-- begin Excerpted passage --
Monopoly distributes resources to make concessions to other players both necessary to progress the game and unacceptable if one wants to win, usually transforming everyone at the table into tight-fisted scrooges who wait for each other to give up. Metroid focuses on a single character in a hostile alien environment to give the player a sense of isolation. Team Fortress 2 uses specialized weapons and abilities with obvious and easily exploitable weaknesses to ensure that no one goes alone and build a sense of camaraderie between players.

The fascinating thing about these messages is that they are not so much consciously interpreted as they are intuitively internalized. Nobody playing monopoly thinks "I get it, I should be a greedy bastard," they just do it because the game sets up the right conditions. I guess I have to say again that I don't really know if any of this is art*, it's just that it seems like a medium that can affect people in such an immediate way must be important and not a complete waste of time.

I guess those examples are kind of weak since I can't establish that any of that was the authorial intent behind those games. At the same time I feel that those are strong statements in those games, and it is not hard to imagine, based on what I've seen, that people are getting their ideas across in games, despite the complaints of a handful of high profile game makers who "nobody understands".

* Plenty of people who do know would tell me that since these are all commercial products they are, by definition, not art but entertainment.

James Croft:

An interesting and thoughtful post, but suffers, as so often in these discussions, from an insufficently robust definition of 'art'.
-- end Excerpted passage --
-- begin Raw data --
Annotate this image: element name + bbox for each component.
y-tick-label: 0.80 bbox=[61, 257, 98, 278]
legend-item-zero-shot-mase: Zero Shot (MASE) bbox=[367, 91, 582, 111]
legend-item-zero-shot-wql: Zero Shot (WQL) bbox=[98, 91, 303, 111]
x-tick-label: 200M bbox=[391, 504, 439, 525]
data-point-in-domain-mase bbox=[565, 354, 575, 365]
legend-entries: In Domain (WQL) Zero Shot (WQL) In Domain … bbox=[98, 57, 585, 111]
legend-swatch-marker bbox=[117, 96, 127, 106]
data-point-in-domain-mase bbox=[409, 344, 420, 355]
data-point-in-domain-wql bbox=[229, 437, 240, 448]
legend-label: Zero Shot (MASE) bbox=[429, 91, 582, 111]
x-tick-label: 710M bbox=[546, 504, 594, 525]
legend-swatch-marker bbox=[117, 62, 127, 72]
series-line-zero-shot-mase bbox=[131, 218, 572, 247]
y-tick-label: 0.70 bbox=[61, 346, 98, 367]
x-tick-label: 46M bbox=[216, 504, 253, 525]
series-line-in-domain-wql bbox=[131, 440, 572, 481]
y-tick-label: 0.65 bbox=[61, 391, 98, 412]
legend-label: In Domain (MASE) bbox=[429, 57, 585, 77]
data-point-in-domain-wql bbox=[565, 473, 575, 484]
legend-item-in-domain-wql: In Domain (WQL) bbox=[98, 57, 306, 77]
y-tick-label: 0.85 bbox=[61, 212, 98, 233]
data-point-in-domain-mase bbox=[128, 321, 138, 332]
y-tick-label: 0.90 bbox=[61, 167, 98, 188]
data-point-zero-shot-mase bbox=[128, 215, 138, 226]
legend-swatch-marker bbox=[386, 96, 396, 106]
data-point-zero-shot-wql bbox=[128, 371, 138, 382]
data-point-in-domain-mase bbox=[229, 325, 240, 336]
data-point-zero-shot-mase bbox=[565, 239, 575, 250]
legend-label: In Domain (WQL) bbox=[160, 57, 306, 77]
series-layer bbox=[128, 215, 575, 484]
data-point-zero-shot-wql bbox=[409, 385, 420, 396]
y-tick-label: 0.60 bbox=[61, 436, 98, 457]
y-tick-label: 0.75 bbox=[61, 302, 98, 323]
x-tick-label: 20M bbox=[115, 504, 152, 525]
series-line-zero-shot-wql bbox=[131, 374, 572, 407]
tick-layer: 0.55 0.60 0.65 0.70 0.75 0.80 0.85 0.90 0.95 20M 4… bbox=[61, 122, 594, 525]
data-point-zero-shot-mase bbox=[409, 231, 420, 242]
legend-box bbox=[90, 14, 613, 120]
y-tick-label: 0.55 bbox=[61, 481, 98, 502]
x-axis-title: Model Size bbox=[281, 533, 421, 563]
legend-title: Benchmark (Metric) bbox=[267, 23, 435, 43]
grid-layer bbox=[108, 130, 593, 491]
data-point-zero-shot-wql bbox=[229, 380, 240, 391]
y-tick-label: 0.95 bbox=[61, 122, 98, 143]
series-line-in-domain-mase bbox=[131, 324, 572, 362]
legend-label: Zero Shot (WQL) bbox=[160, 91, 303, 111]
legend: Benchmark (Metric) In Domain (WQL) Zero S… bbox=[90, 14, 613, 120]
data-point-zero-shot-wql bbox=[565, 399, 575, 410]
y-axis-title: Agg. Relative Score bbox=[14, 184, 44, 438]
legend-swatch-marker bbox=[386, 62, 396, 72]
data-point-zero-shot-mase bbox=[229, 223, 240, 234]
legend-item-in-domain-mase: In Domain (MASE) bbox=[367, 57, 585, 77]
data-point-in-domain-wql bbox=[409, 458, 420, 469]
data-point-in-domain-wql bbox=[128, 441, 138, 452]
-- end Raw data --
## Stated exercise 1:
In the post on video games as art, what does Metroid focus on to give the player a sense of isolation?
## Stated exercise 2:
Pick up the post on video games as art after its last sentence and keep writing.

## Final result 1:
A single character in a hostile alien environment.

## Final result 2:
Also, the use of the term 'art-game' is highly misleading, as it seems just to be a synonym for 'obscure' in some sense.

By using terms such as these two different questions become entangled: 'Can some videogames be considered 'art'?' and 'Are some videogames 'more artistic' than others?'

Separating these questions is essential for progress on this issue.

Hello James Croft,

May I ask how you would robustly define ‘art’?

Also, I do not recall using the term ‘art-game’ in the piece at all, so count me just as confused as you are about it.

Thanks,
matthew

In July I published an interview with designer and Escapist writer Jason Rohrer about the place of context in game design--I too thought The Marriage was rendered meaningless without some sort of context, and we discuss it as an example.
The interview can be found here:
http://thehappymedium.tumblr.com/

Grey:

Correct me if I'm wrong, but your understanding of interactivity seems flawed. Interactivity doesn't equate with choice. It's simply an action that receives a reaction within the game.

If we limit the actions and define the reactions, you're left with what I believe to be the perfect approach. There are no alternate paths to take. You merely 'play through' an experience that's the same for everyone every time through. Elements (often point scoring, unlockables, filler tasks unrelated to the main story - like GTA's driving and pedestrian-killing) with no artistic meaning to them would therefore not belong in the 'game' world. I think 'game' is the wrong term for it, but that's another issue.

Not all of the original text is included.